Aim
Filter this material down to the lines that hold "total", copying each one.

Data entries
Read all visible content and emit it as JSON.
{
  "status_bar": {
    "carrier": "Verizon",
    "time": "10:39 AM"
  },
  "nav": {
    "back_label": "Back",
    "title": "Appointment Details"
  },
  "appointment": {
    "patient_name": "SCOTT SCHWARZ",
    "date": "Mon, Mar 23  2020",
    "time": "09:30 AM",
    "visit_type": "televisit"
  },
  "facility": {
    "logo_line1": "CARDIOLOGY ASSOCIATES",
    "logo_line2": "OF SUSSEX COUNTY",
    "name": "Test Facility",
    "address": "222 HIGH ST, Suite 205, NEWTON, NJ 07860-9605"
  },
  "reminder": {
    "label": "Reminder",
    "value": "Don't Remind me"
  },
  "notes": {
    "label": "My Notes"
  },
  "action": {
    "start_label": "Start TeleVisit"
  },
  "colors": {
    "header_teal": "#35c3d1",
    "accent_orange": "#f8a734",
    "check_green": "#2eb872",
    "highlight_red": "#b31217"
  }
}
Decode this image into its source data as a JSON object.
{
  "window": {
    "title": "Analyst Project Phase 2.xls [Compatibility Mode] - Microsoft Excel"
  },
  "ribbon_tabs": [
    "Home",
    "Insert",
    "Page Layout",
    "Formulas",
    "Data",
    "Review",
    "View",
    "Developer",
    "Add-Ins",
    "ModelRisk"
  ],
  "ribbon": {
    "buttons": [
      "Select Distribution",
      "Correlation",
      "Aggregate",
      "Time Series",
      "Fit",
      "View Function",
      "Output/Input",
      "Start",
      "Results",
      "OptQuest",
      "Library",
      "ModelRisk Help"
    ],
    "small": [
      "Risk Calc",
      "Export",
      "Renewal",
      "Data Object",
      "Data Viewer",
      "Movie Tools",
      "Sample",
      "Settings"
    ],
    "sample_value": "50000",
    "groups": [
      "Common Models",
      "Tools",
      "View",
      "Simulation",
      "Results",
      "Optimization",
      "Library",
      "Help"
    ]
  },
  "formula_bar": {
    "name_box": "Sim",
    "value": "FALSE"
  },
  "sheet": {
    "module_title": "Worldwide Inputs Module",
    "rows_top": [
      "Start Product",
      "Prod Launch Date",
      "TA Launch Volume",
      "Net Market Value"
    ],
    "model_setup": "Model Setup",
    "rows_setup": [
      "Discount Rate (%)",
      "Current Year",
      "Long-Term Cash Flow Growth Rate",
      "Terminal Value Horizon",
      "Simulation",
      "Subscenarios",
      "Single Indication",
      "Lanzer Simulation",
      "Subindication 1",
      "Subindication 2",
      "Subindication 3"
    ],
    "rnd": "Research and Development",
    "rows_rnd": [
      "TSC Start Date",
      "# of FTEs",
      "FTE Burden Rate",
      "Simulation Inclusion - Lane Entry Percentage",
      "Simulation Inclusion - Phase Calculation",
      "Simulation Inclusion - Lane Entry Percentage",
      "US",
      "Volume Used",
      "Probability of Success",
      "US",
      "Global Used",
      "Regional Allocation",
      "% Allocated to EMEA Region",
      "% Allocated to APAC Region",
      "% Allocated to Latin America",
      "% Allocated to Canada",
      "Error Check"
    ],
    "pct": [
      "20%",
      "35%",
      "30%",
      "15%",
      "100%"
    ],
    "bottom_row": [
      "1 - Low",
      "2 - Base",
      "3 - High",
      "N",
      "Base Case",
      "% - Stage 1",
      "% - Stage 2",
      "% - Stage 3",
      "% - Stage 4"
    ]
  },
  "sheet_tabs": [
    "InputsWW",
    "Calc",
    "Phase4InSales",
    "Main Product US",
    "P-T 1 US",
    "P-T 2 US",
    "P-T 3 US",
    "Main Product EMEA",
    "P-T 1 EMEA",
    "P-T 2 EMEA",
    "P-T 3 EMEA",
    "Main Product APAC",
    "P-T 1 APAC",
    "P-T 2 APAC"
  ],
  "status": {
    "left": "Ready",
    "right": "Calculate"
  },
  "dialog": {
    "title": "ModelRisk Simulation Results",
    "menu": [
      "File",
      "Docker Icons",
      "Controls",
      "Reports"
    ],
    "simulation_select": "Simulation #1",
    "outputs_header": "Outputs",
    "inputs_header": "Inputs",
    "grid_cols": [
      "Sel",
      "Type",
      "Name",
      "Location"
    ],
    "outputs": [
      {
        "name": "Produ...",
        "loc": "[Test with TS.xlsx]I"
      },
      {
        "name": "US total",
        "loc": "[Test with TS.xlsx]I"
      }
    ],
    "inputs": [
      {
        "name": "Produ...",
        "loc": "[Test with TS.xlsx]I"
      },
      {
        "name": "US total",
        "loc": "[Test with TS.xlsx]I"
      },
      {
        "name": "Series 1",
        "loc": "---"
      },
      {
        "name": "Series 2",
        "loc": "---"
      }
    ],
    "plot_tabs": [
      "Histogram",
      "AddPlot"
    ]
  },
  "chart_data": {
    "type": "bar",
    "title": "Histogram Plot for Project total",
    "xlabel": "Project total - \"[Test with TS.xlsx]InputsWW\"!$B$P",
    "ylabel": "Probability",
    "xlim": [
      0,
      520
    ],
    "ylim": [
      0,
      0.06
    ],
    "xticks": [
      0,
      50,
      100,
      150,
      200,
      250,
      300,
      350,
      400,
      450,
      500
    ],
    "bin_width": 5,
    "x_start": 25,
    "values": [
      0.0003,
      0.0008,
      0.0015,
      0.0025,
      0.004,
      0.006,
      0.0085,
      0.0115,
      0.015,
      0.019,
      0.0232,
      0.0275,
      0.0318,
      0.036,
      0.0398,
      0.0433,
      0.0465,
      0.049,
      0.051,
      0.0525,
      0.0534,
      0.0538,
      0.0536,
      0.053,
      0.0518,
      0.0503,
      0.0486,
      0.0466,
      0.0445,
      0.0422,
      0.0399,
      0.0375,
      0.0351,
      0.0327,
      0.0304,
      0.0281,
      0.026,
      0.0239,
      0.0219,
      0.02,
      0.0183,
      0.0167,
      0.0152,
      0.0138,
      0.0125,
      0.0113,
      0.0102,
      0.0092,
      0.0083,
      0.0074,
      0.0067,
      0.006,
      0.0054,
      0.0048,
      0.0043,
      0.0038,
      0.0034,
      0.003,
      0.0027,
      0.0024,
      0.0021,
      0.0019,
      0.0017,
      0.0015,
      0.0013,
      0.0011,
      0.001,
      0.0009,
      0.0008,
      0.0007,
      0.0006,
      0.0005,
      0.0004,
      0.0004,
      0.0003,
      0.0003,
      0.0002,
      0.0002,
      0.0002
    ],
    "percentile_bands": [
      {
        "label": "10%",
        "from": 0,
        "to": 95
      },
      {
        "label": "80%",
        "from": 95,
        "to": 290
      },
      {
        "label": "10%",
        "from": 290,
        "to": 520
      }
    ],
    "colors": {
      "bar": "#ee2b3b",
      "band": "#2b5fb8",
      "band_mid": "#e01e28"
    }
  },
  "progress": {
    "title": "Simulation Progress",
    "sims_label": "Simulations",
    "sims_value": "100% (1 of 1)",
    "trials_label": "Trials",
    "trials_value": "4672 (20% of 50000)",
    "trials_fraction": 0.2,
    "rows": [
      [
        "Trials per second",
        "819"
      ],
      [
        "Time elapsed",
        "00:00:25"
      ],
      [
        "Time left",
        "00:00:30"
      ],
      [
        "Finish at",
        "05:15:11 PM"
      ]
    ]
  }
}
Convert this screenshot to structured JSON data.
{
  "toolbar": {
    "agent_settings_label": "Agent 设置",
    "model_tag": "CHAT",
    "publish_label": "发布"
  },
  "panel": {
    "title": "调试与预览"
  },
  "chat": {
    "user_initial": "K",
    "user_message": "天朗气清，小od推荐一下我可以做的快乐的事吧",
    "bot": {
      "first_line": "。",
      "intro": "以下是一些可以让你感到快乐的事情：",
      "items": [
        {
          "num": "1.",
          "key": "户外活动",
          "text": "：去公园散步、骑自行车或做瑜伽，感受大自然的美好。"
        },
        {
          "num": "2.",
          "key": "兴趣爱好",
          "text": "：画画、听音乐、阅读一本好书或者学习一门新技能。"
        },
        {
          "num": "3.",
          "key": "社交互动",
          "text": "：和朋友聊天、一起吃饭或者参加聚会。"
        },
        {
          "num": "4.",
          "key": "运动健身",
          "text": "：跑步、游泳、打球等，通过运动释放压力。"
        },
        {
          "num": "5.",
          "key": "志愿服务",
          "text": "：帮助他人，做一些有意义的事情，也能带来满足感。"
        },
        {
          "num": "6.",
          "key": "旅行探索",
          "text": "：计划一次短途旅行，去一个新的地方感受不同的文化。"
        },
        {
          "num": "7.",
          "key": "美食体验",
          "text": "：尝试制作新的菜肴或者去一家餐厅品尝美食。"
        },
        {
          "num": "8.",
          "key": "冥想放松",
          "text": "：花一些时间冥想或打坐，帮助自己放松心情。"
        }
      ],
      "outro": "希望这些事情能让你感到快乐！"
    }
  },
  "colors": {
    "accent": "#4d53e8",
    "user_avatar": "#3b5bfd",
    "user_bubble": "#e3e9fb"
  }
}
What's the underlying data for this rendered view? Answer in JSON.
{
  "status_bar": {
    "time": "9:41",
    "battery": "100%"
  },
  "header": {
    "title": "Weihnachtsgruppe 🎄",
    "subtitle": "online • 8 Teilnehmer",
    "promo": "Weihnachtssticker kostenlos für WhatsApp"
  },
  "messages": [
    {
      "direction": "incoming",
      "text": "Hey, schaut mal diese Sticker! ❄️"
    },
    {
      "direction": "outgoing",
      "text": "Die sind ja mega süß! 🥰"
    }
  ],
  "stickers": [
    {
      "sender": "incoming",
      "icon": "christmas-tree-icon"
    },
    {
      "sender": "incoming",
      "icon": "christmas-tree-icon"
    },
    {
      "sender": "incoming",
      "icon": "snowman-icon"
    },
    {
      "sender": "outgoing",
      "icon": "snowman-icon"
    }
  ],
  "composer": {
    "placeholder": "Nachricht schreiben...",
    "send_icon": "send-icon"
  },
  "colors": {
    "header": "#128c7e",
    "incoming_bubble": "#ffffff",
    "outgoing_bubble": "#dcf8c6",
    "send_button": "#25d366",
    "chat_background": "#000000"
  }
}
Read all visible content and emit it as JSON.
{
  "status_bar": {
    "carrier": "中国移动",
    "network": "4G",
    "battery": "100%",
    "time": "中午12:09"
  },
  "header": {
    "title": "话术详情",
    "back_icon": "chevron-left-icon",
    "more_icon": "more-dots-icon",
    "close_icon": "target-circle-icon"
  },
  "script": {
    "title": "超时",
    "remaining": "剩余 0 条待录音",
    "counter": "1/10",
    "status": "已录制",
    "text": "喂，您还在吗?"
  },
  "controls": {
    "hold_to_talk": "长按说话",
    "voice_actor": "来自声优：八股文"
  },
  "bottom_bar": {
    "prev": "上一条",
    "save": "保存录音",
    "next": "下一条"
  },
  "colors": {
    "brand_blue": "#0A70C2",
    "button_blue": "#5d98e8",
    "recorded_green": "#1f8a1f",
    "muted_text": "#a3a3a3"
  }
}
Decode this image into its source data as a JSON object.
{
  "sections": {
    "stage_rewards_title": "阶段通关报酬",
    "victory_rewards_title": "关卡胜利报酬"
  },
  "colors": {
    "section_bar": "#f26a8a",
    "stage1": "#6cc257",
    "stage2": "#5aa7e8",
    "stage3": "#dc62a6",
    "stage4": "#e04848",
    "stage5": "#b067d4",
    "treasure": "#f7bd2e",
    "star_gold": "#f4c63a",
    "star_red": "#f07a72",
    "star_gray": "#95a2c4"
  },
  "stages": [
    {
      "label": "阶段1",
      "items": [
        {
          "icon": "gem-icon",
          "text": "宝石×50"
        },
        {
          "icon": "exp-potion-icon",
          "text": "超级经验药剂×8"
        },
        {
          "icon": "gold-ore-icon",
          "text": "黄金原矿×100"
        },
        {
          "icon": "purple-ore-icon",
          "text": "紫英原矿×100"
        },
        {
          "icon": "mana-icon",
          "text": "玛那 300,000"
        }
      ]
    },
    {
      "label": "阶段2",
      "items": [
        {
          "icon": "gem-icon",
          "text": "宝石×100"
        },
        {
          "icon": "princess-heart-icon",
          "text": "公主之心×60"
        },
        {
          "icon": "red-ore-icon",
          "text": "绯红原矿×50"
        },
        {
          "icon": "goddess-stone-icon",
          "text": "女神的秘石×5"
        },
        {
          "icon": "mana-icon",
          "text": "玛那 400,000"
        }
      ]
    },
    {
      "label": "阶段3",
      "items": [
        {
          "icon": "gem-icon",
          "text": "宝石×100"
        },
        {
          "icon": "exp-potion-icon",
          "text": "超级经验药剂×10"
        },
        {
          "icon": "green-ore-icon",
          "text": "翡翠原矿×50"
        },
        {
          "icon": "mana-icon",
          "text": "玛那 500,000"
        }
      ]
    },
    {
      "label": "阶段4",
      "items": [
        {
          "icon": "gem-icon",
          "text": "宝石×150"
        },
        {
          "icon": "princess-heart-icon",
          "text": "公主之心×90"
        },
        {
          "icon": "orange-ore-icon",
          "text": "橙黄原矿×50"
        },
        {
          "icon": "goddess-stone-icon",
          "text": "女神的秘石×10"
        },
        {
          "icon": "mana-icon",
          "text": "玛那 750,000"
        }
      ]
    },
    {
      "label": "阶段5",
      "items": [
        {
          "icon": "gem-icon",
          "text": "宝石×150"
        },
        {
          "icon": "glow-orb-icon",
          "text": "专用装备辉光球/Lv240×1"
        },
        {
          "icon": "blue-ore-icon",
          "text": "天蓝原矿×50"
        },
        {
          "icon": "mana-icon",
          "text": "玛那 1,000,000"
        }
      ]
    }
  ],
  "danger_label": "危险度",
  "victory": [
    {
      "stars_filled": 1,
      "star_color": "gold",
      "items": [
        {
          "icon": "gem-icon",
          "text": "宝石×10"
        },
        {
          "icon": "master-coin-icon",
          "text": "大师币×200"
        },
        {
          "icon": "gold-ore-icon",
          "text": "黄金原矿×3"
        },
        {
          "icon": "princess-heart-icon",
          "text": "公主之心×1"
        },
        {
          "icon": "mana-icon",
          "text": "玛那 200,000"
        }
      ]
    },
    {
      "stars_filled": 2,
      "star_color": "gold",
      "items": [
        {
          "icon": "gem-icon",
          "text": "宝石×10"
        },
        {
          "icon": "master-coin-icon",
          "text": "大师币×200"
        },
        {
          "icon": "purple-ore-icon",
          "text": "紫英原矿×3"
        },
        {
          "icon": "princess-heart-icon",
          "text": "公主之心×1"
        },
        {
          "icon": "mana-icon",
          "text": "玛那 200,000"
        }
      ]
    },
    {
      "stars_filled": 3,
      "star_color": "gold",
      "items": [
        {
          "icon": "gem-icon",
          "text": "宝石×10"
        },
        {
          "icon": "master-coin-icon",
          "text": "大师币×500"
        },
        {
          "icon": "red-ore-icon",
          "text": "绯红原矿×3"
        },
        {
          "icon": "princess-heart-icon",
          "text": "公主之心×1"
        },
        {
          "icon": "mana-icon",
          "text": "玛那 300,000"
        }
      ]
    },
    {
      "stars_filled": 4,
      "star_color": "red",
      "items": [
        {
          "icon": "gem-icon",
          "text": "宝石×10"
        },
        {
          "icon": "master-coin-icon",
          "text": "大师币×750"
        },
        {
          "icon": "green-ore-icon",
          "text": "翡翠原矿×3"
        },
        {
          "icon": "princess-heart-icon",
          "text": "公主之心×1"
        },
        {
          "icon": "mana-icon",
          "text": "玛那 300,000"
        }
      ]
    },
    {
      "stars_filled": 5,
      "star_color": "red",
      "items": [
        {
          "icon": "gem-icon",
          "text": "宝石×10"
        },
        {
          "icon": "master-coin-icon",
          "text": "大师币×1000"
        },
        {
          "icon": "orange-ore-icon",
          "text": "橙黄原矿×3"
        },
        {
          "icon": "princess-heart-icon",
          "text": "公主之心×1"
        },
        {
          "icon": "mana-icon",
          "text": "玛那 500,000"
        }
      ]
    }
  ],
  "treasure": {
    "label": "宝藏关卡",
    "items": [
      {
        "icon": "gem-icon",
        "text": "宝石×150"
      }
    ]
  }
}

Problem solution
        "name": "US total",
        "name": "US total",
    "title": "Histogram Plot for Project total",
    "xlabel": "Project total - \"[Test with TS.xlsx]InputsWW\"!$B$P",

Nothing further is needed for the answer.